EXERCISE GOAL
Every entry below must be repeated exactly; skip the pictures.

---

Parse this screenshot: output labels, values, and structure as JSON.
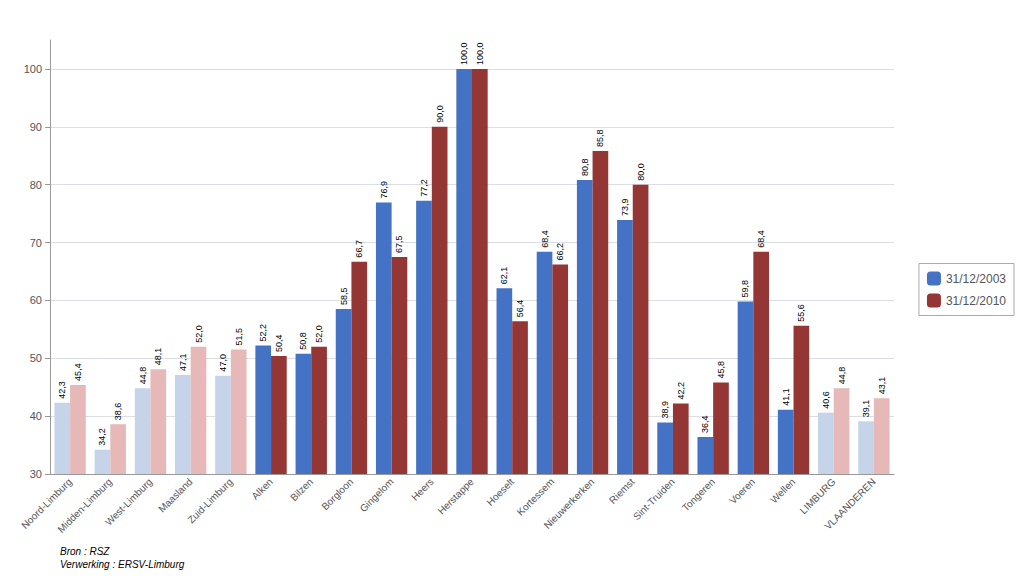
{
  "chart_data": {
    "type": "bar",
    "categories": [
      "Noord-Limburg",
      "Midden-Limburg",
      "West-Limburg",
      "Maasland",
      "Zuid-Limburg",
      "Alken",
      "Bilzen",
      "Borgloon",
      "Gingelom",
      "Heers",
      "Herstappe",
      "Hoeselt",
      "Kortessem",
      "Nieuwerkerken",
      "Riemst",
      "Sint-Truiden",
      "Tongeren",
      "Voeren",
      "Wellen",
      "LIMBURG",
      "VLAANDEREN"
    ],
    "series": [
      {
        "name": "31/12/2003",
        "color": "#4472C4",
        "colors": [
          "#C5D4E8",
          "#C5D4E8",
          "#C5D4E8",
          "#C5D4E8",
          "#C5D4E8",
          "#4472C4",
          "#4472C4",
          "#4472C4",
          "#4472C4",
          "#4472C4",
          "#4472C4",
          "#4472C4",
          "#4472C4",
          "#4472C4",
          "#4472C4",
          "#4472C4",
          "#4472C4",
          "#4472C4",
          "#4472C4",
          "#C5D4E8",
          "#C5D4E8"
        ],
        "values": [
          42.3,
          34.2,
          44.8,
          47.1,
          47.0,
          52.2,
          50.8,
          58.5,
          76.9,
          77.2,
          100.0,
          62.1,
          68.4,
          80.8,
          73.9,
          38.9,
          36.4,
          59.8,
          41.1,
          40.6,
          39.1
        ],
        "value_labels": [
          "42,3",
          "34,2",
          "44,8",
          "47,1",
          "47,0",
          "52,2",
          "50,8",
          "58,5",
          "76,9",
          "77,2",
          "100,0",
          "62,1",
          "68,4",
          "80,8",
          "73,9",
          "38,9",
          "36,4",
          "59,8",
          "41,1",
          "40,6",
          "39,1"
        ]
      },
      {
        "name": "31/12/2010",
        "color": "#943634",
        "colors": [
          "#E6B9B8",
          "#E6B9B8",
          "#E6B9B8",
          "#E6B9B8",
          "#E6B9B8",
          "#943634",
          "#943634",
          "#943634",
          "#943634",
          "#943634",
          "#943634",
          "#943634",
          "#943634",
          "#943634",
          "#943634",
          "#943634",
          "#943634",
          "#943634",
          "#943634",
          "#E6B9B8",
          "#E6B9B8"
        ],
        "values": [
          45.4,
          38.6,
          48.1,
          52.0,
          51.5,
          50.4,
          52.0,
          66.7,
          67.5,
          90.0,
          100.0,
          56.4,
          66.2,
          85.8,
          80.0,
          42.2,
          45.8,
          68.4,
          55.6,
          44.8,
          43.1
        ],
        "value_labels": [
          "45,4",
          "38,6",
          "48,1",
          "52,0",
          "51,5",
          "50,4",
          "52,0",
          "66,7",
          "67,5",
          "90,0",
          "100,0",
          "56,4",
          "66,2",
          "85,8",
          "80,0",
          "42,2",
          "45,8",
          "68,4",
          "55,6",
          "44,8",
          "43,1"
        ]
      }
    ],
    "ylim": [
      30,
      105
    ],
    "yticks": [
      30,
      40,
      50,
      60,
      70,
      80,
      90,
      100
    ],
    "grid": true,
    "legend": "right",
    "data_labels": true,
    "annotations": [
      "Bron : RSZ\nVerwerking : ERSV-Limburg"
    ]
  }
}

---

ANSWER TO THIS PROBLEM
Parse this screenshot: output labels, values, and structure as JSON.
{
  "chart_data": {
    "type": "bar",
    "categories": [
      "Noord-Limburg",
      "Midden-Limburg",
      "West-Limburg",
      "Maasland",
      "Zuid-Limburg",
      "Alken",
      "Bilzen",
      "Borgloon",
      "Gingelom",
      "Heers",
      "Herstappe",
      "Hoeselt",
      "Kortessem",
      "Nieuwerkerken",
      "Riemst",
      "Sint-Truiden",
      "Tongeren",
      "Voeren",
      "Wellen",
      "LIMBURG",
      "VLAANDEREN"
    ],
    "series": [
      {
        "name": "31/12/2003",
        "color": "#4472C4",
        "colors": [
          "#C5D4E8",
          "#C5D4E8",
          "#C5D4E8",
          "#C5D4E8",
          "#C5D4E8",
          "#4472C4",
          "#4472C4",
          "#4472C4",
          "#4472C4",
          "#4472C4",
          "#4472C4",
          "#4472C4",
          "#4472C4",
          "#4472C4",
          "#4472C4",
          "#4472C4",
          "#4472C4",
          "#4472C4",
          "#4472C4",
          "#C5D4E8",
          "#C5D4E8"
        ],
        "values": [
          42.3,
          34.2,
          44.8,
          47.1,
          47.0,
          52.2,
          50.8,
          58.5,
          76.9,
          77.2,
          100.0,
          62.1,
          68.4,
          80.8,
          73.9,
          38.9,
          36.4,
          59.8,
          41.1,
          40.6,
          39.1
        ],
        "value_labels": [
          "42,3",
          "34,2",
          "44,8",
          "47,1",
          "47,0",
          "52,2",
          "50,8",
          "58,5",
          "76,9",
          "77,2",
          "100,0",
          "62,1",
          "68,4",
          "80,8",
          "73,9",
          "38,9",
          "36,4",
          "59,8",
          "41,1",
          "40,6",
          "39,1"
        ]
      },
      {
        "name": "31/12/2010",
        "color": "#943634",
        "colors": [
          "#E6B9B8",
          "#E6B9B8",
          "#E6B9B8",
          "#E6B9B8",
          "#E6B9B8",
          "#943634",
          "#943634",
          "#943634",
          "#943634",
          "#943634",
          "#943634",
          "#943634",
          "#943634",
          "#943634",
          "#943634",
          "#943634",
          "#943634",
          "#943634",
          "#943634",
          "#E6B9B8",
          "#E6B9B8"
        ],
        "values": [
          45.4,
          38.6,
          48.1,
          52.0,
          51.5,
          50.4,
          52.0,
          66.7,
          67.5,
          90.0,
          100.0,
          56.4,
          66.2,
          85.8,
          80.0,
          42.2,
          45.8,
          68.4,
          55.6,
          44.8,
          43.1
        ],
        "value_labels": [
          "45,4",
          "38,6",
          "48,1",
          "52,0",
          "51,5",
          "50,4",
          "52,0",
          "66,7",
          "67,5",
          "90,0",
          "100,0",
          "56,4",
          "66,2",
          "85,8",
          "80,0",
          "42,2",
          "45,8",
          "68,4",
          "55,6",
          "44,8",
          "43,1"
        ]
      }
    ],
    "ylim": [
      30,
      105
    ],
    "yticks": [
      30,
      40,
      50,
      60,
      70,
      80,
      90,
      100
    ],
    "grid": true,
    "legend": "right",
    "data_labels": true,
    "annotations": [
      "Bron : RSZ\nVerwerking : ERSV-Limburg"
    ]
  }
}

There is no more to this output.